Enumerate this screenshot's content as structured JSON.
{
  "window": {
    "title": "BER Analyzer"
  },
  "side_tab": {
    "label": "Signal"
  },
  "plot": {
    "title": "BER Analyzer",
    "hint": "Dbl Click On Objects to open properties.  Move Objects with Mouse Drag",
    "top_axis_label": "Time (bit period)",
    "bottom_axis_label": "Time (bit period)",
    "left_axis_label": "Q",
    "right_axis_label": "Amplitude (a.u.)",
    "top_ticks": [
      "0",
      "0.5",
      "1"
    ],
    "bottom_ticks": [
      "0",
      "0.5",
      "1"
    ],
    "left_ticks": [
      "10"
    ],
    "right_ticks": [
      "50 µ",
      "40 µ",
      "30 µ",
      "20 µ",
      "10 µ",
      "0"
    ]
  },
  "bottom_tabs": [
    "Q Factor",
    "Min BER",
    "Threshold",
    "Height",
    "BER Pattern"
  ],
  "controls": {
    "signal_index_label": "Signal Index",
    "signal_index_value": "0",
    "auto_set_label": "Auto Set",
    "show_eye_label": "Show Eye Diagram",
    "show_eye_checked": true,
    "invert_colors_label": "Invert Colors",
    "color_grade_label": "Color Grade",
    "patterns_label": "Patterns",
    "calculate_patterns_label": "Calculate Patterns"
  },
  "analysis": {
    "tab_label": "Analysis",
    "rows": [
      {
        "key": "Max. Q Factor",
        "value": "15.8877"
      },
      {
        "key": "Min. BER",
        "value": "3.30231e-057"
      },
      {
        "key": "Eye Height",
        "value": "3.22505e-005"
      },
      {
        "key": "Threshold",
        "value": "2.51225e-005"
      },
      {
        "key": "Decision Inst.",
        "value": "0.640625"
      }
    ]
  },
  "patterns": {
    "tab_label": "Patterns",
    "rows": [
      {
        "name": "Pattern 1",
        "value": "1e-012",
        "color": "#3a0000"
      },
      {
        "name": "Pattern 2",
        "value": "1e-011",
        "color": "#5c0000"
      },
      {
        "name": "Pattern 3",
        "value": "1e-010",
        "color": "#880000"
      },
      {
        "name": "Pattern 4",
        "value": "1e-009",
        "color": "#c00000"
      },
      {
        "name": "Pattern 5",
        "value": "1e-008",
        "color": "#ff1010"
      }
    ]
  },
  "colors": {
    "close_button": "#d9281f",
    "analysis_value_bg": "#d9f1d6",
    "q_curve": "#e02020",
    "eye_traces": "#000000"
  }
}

· · ·

> [WHAT THE EXERCISE ASKS] Each line in the material above must be retyped without alteration.

> [PROBLEM SOLUTION]
Enumerate this screenshot's content as structured JSON.
{
  "window": {
    "title": "BER Analyzer"
  },
  "side_tab": {
    "label": "Signal"
  },
  "plot": {
    "title": "BER Analyzer",
    "hint": "Dbl Click On Objects to open properties.  Move Objects with Mouse Drag",
    "top_axis_label": "Time (bit period)",
    "bottom_axis_label": "Time (bit period)",
    "left_axis_label": "Q",
    "right_axis_label": "Amplitude (a.u.)",
    "top_ticks": [
      "0",
      "0.5",
      "1"
    ],
    "bottom_ticks": [
      "0",
      "0.5",
      "1"
    ],
    "left_ticks": [
      "10"
    ],
    "right_ticks": [
      "50 µ",
      "40 µ",
      "30 µ",
      "20 µ",
      "10 µ",
      "0"
    ]
  },
  "bottom_tabs": [
    "Q Factor",
    "Min BER",
    "Threshold",
    "Height",
    "BER Pattern"
  ],
  "controls": {
    "signal_index_label": "Signal Index",
    "signal_index_value": "0",
    "auto_set_label": "Auto Set",
    "show_eye_label": "Show Eye Diagram",
    "show_eye_checked": true,
    "invert_colors_label": "Invert Colors",
    "color_grade_label": "Color Grade",
    "patterns_label": "Patterns",
    "calculate_patterns_label": "Calculate Patterns"
  },
  "analysis": {
    "tab_label": "Analysis",
    "rows": [
      {
        "key": "Max. Q Factor",
        "value": "15.8877"
      },
      {
        "key": "Min. BER",
        "value": "3.30231e-057"
      },
      {
        "key": "Eye Height",
        "value": "3.22505e-005"
      },
      {
        "key": "Threshold",
        "value": "2.51225e-005"
      },
      {
        "key": "Decision Inst.",
        "value": "0.640625"
      }
    ]
  },
  "patterns": {
    "tab_label": "Patterns",
    "rows": [
      {
        "name": "Pattern 1",
        "value": "1e-012",
        "color": "#3a0000"
      },
      {
        "name": "Pattern 2",
        "value": "1e-011",
        "color": "#5c0000"
      },
      {
        "name": "Pattern 3",
        "value": "1e-010",
        "color": "#880000"
      },
      {
        "name": "Pattern 4",
        "value": "1e-009",
        "color": "#c00000"
      },
      {
        "name": "Pattern 5",
        "value": "1e-008",
        "color": "#ff1010"
      }
    ]
  },
  "colors": {
    "close_button": "#d9281f",
    "analysis_value_bg": "#d9f1d6",
    "q_curve": "#e02020",
    "eye_traces": "#000000"
  }
}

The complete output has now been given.